§ SOURCE DATA
= = =
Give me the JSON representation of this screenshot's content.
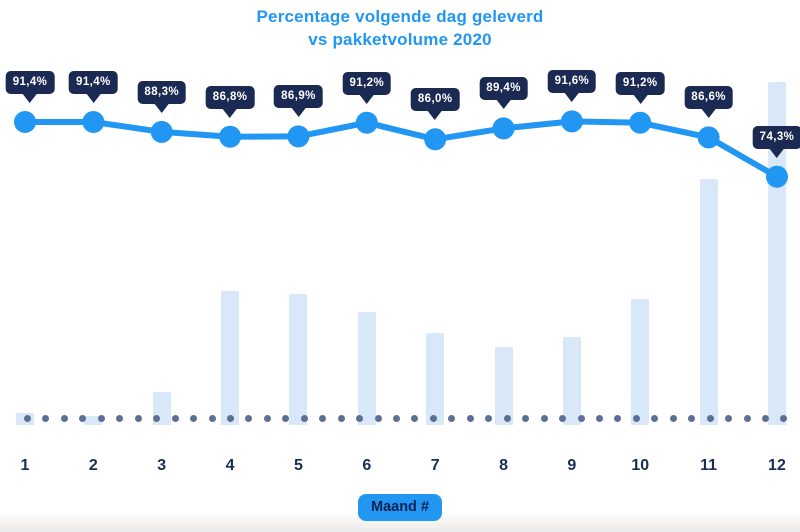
{
  "title": {
    "line1": "Percentage volgende dag geleverd",
    "line2": "vs pakketvolume 2020"
  },
  "x_axis": {
    "label": "Maand #",
    "ticks": [
      "1",
      "2",
      "3",
      "4",
      "5",
      "6",
      "7",
      "8",
      "9",
      "10",
      "11",
      "12"
    ]
  },
  "chart_data": {
    "type": "combo",
    "title": "Percentage volgende dag geleverd vs pakketvolume 2020",
    "categories": [
      "1",
      "2",
      "3",
      "4",
      "5",
      "6",
      "7",
      "8",
      "9",
      "10",
      "11",
      "12"
    ],
    "xlabel": "Maand #",
    "grid": false,
    "legend": "none",
    "baseline_style": "dotted",
    "series": [
      {
        "name": "Percentage volgende dag geleverd",
        "type": "line",
        "unit": "%",
        "ylim": [
          70,
          95
        ],
        "values": [
          91.4,
          91.4,
          88.3,
          86.8,
          86.9,
          91.2,
          86.0,
          89.4,
          91.6,
          91.2,
          86.6,
          74.3
        ],
        "labels": [
          "91,4%",
          "91,4%",
          "88,3%",
          "86,8%",
          "86,9%",
          "91,2%",
          "86,0%",
          "89,4%",
          "91,6%",
          "91,2%",
          "86,6%",
          "74,3%"
        ]
      },
      {
        "name": "Pakketvolume 2020",
        "type": "bar",
        "unit": "relative",
        "values": [
          3.5,
          2.6,
          9.6,
          39.1,
          38.2,
          32.9,
          26.8,
          22.7,
          25.7,
          36.7,
          71.7,
          100
        ]
      }
    ]
  },
  "colors": {
    "accent_blue": "#2196f3",
    "tooltip_navy": "#1b2a52",
    "bar_light_blue": "#d9e8f8",
    "baseline_dot_slate": "#5c6f94",
    "tick_navy": "#1b2d55"
  }
}
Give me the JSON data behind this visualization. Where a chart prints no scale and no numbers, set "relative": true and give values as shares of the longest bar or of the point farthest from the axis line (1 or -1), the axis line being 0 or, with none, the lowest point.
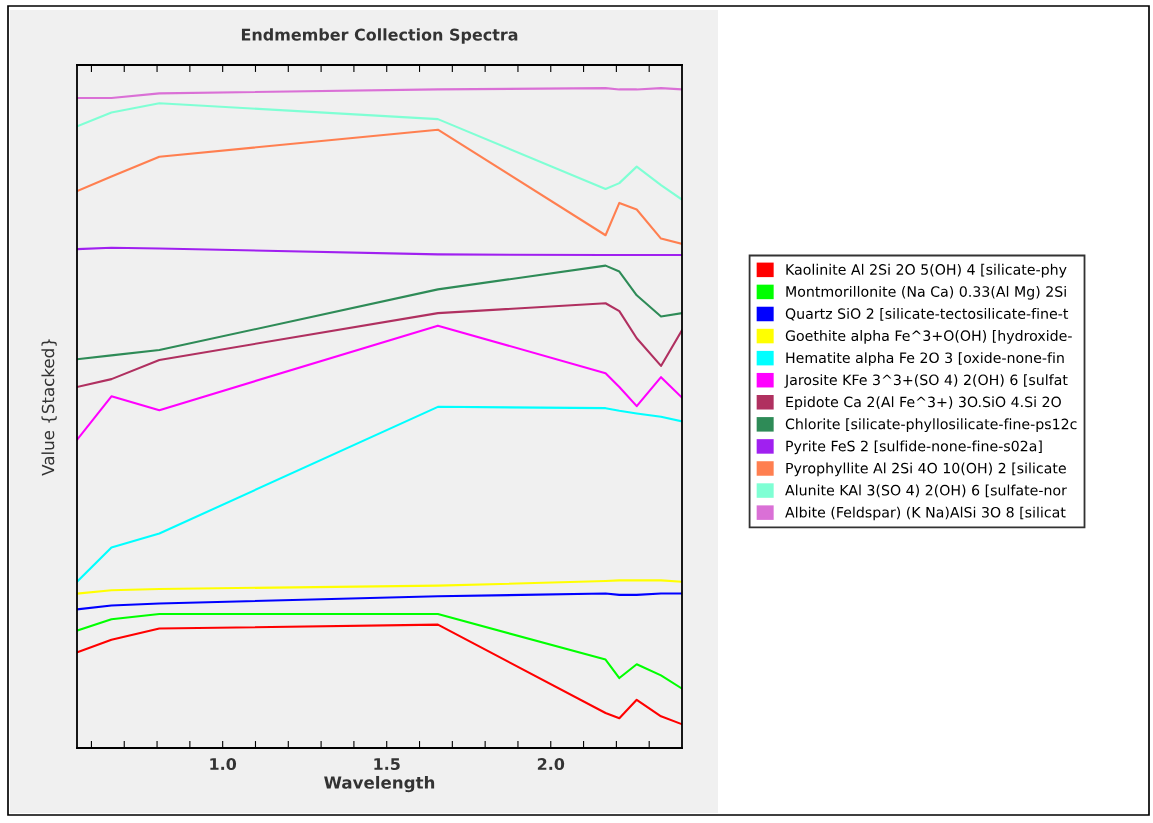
{
  "chart_data": {
    "type": "line",
    "title": "Endmember Collection Spectra",
    "xlabel": "Wavelength",
    "ylabel": "Value {Stacked}",
    "relative": true,
    "x": [
      0.556,
      0.661,
      0.807,
      1.656,
      2.167,
      2.209,
      2.262,
      2.336,
      2.4
    ],
    "xlim": [
      0.556,
      2.4
    ],
    "xticks": [
      {
        "value": 0.6,
        "label": null
      },
      {
        "value": 0.7,
        "label": null
      },
      {
        "value": 0.8,
        "label": null
      },
      {
        "value": 0.9,
        "label": null
      },
      {
        "value": 1.0,
        "label": "1.0"
      },
      {
        "value": 1.1,
        "label": null
      },
      {
        "value": 1.2,
        "label": null
      },
      {
        "value": 1.3,
        "label": null
      },
      {
        "value": 1.4,
        "label": null
      },
      {
        "value": 1.5,
        "label": "1.5"
      },
      {
        "value": 1.6,
        "label": null
      },
      {
        "value": 1.7,
        "label": null
      },
      {
        "value": 1.8,
        "label": null
      },
      {
        "value": 1.9,
        "label": null
      },
      {
        "value": 2.0,
        "label": "2.0"
      },
      {
        "value": 2.1,
        "label": null
      },
      {
        "value": 2.2,
        "label": null
      },
      {
        "value": 2.3,
        "label": null
      }
    ],
    "grid": false,
    "legend": "right",
    "marker": "none",
    "line_style": "solid",
    "series": [
      {
        "name": "Kaolinite Al 2Si 2O 5(OH) 4 [silicate-phy",
        "color": "#ff0000",
        "values": [
          0.145,
          0.164,
          0.181,
          0.187,
          0.053,
          0.045,
          0.073,
          0.048,
          0.036
        ]
      },
      {
        "name": "Montmorillonite (Na Ca) 0.33(Al Mg) 2Si",
        "color": "#00ff00",
        "values": [
          0.178,
          0.195,
          0.203,
          0.203,
          0.134,
          0.106,
          0.127,
          0.11,
          0.09
        ]
      },
      {
        "name": "Quartz SiO 2 [silicate-tectosilicate-fine-t",
        "color": "#0000ff",
        "values": [
          0.21,
          0.216,
          0.219,
          0.23,
          0.234,
          0.232,
          0.232,
          0.234,
          0.234
        ]
      },
      {
        "name": "Goethite alpha Fe^3+O(OH) [hydroxide-",
        "color": "#ffff00",
        "values": [
          0.234,
          0.239,
          0.241,
          0.246,
          0.253,
          0.254,
          0.254,
          0.254,
          0.252
        ]
      },
      {
        "name": "Hematite alpha Fe 2O 3 [oxide-none-fin",
        "color": "#00ffff",
        "values": [
          0.252,
          0.304,
          0.325,
          0.517,
          0.515,
          0.511,
          0.507,
          0.502,
          0.495
        ]
      },
      {
        "name": "Jarosite KFe 3^3+(SO 4) 2(OH) 6 [sulfat",
        "color": "#ff00ff",
        "values": [
          0.467,
          0.533,
          0.512,
          0.64,
          0.568,
          0.547,
          0.518,
          0.562,
          0.531
        ]
      },
      {
        "name": "Epidote Ca 2(Al Fe^3+) 3O.SiO 4.Si 2O",
        "color": "#b03060",
        "values": [
          0.547,
          0.559,
          0.588,
          0.659,
          0.674,
          0.662,
          0.621,
          0.579,
          0.633
        ]
      },
      {
        "name": "Chlorite [silicate-phyllosilicate-fine-ps12c",
        "color": "#2e8b57",
        "values": [
          0.589,
          0.595,
          0.603,
          0.695,
          0.731,
          0.722,
          0.686,
          0.654,
          0.659
        ]
      },
      {
        "name": "Pyrite FeS 2 [sulfide-none-fine-s02a]",
        "color": "#a020f0",
        "values": [
          0.756,
          0.758,
          0.757,
          0.748,
          0.747,
          0.747,
          0.747,
          0.747,
          0.747
        ]
      },
      {
        "name": "Pyrophyllite Al 2Si 4O 10(OH) 2 [silicate",
        "color": "#ff7f50",
        "values": [
          0.844,
          0.866,
          0.896,
          0.937,
          0.777,
          0.826,
          0.816,
          0.772,
          0.764
        ]
      },
      {
        "name": "Alunite KAl 3(SO 4) 2(OH) 6 [sulfate-nor",
        "color": "#7fffd4",
        "values": [
          0.942,
          0.963,
          0.977,
          0.953,
          0.847,
          0.856,
          0.881,
          0.853,
          0.831
        ]
      },
      {
        "name": "Albite (Feldspar) (K Na)AlSi 3O 8 [silicat",
        "color": "#da70d6",
        "values": [
          0.985,
          0.985,
          0.992,
          0.998,
          1.0,
          0.998,
          0.998,
          1.0,
          0.998
        ]
      }
    ]
  }
}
= = =
§ DO THIS
Ignore the images and quote every line of the listing exactly.

§ OUTPUT OF THE EXERCISE
Give me the JSON representation of this screenshot's content.
{
  "title": {
    "line1": "Percentage volgende dag geleverd",
    "line2": "vs pakketvolume 2020"
  },
  "x_axis": {
    "label": "Maand #",
    "ticks": [
      "1",
      "2",
      "3",
      "4",
      "5",
      "6",
      "7",
      "8",
      "9",
      "10",
      "11",
      "12"
    ]
  },
  "chart_data": {
    "type": "combo",
    "title": "Percentage volgende dag geleverd vs pakketvolume 2020",
    "categories": [
      "1",
      "2",
      "3",
      "4",
      "5",
      "6",
      "7",
      "8",
      "9",
      "10",
      "11",
      "12"
    ],
    "xlabel": "Maand #",
    "grid": false,
    "legend": "none",
    "baseline_style": "dotted",
    "series": [
      {
        "name": "Percentage volgende dag geleverd",
        "type": "line",
        "unit": "%",
        "ylim": [
          70,
          95
        ],
        "values": [
          91.4,
          91.4,
          88.3,
          86.8,
          86.9,
          91.2,
          86.0,
          89.4,
          91.6,
          91.2,
          86.6,
          74.3
        ],
        "labels": [
          "91,4%",
          "91,4%",
          "88,3%",
          "86,8%",
          "86,9%",
          "91,2%",
          "86,0%",
          "89,4%",
          "91,6%",
          "91,2%",
          "86,6%",
          "74,3%"
        ]
      },
      {
        "name": "Pakketvolume 2020",
        "type": "bar",
        "unit": "relative",
        "values": [
          3.5,
          2.6,
          9.6,
          39.1,
          38.2,
          32.9,
          26.8,
          22.7,
          25.7,
          36.7,
          71.7,
          100
        ]
      }
    ]
  },
  "colors": {
    "accent_blue": "#2196f3",
    "tooltip_navy": "#1b2a52",
    "bar_light_blue": "#d9e8f8",
    "baseline_dot_slate": "#5c6f94",
    "tick_navy": "#1b2d55"
  }
}
Give me the JSON data behind this visualization. Where a chart prints no scale and no numbers, set "relative": true and give values as shares of the longest bar or of the point farthest from the axis line (1 or -1), the axis line being 0 or, with none, the lowest point.
{
  "chart_data": {
    "type": "line",
    "title": "Endmember Collection Spectra",
    "xlabel": "Wavelength",
    "ylabel": "Value {Stacked}",
    "relative": true,
    "x": [
      0.556,
      0.661,
      0.807,
      1.656,
      2.167,
      2.209,
      2.262,
      2.336,
      2.4
    ],
    "xlim": [
      0.556,
      2.4
    ],
    "xticks": [
      {
        "value": 0.6,
        "label": null
      },
      {
        "value": 0.7,
        "label": null
      },
      {
        "value": 0.8,
        "label": null
      },
      {
        "value": 0.9,
        "label": null
      },
      {
        "value": 1.0,
        "label": "1.0"
      },
      {
        "value": 1.1,
        "label": null
      },
      {
        "value": 1.2,
        "label": null
      },
      {
        "value": 1.3,
        "label": null
      },
      {
        "value": 1.4,
        "label": null
      },
      {
        "value": 1.5,
        "label": "1.5"
      },
      {
        "value": 1.6,
        "label": null
      },
      {
        "value": 1.7,
        "label": null
      },
      {
        "value": 1.8,
        "label": null
      },
      {
        "value": 1.9,
        "label": null
      },
      {
        "value": 2.0,
        "label": "2.0"
      },
      {
        "value": 2.1,
        "label": null
      },
      {
        "value": 2.2,
        "label": null
      },
      {
        "value": 2.3,
        "label": null
      }
    ],
    "grid": false,
    "legend": "right",
    "marker": "none",
    "line_style": "solid",
    "series": [
      {
        "name": "Kaolinite Al 2Si 2O 5(OH) 4 [silicate-phy",
        "color": "#ff0000",
        "values": [
          0.145,
          0.164,
          0.181,
          0.187,
          0.053,
          0.045,
          0.073,
          0.048,
          0.036
        ]
      },
      {
        "name": "Montmorillonite (Na Ca) 0.33(Al Mg) 2Si",
        "color": "#00ff00",
        "values": [
          0.178,
          0.195,
          0.203,
          0.203,
          0.134,
          0.106,
          0.127,
          0.11,
          0.09
        ]
      },
      {
        "name": "Quartz SiO 2 [silicate-tectosilicate-fine-t",
        "color": "#0000ff",
        "values": [
          0.21,
          0.216,
          0.219,
          0.23,
          0.234,
          0.232,
          0.232,
          0.234,
          0.234
        ]
      },
      {
        "name": "Goethite alpha Fe^3+O(OH) [hydroxide-",
        "color": "#ffff00",
        "values": [
          0.234,
          0.239,
          0.241,
          0.246,
          0.253,
          0.254,
          0.254,
          0.254,
          0.252
        ]
      },
      {
        "name": "Hematite alpha Fe 2O 3 [oxide-none-fin",
        "color": "#00ffff",
        "values": [
          0.252,
          0.304,
          0.325,
          0.517,
          0.515,
          0.511,
          0.507,
          0.502,
          0.495
        ]
      },
      {
        "name": "Jarosite KFe 3^3+(SO 4) 2(OH) 6 [sulfat",
        "color": "#ff00ff",
        "values": [
          0.467,
          0.533,
          0.512,
          0.64,
          0.568,
          0.547,
          0.518,
          0.562,
          0.531
        ]
      },
      {
        "name": "Epidote Ca 2(Al Fe^3+) 3O.SiO 4.Si 2O",
        "color": "#b03060",
        "values": [
          0.547,
          0.559,
          0.588,
          0.659,
          0.674,
          0.662,
          0.621,
          0.579,
          0.633
        ]
      },
      {
        "name": "Chlorite [silicate-phyllosilicate-fine-ps12c",
        "color": "#2e8b57",
        "values": [
          0.589,
          0.595,
          0.603,
          0.695,
          0.731,
          0.722,
          0.686,
          0.654,
          0.659
        ]
      },
      {
        "name": "Pyrite FeS 2 [sulfide-none-fine-s02a]",
        "color": "#a020f0",
        "values": [
          0.756,
          0.758,
          0.757,
          0.748,
          0.747,
          0.747,
          0.747,
          0.747,
          0.747
        ]
      },
      {
        "name": "Pyrophyllite Al 2Si 4O 10(OH) 2 [silicate",
        "color": "#ff7f50",
        "values": [
          0.844,
          0.866,
          0.896,
          0.937,
          0.777,
          0.826,
          0.816,
          0.772,
          0.764
        ]
      },
      {
        "name": "Alunite KAl 3(SO 4) 2(OH) 6 [sulfate-nor",
        "color": "#7fffd4",
        "values": [
          0.942,
          0.963,
          0.977,
          0.953,
          0.847,
          0.856,
          0.881,
          0.853,
          0.831
        ]
      },
      {
        "name": "Albite (Feldspar) (K Na)AlSi 3O 8 [silicat",
        "color": "#da70d6",
        "values": [
          0.985,
          0.985,
          0.992,
          0.998,
          1.0,
          0.998,
          0.998,
          1.0,
          0.998
        ]
      }
    ]
  }
}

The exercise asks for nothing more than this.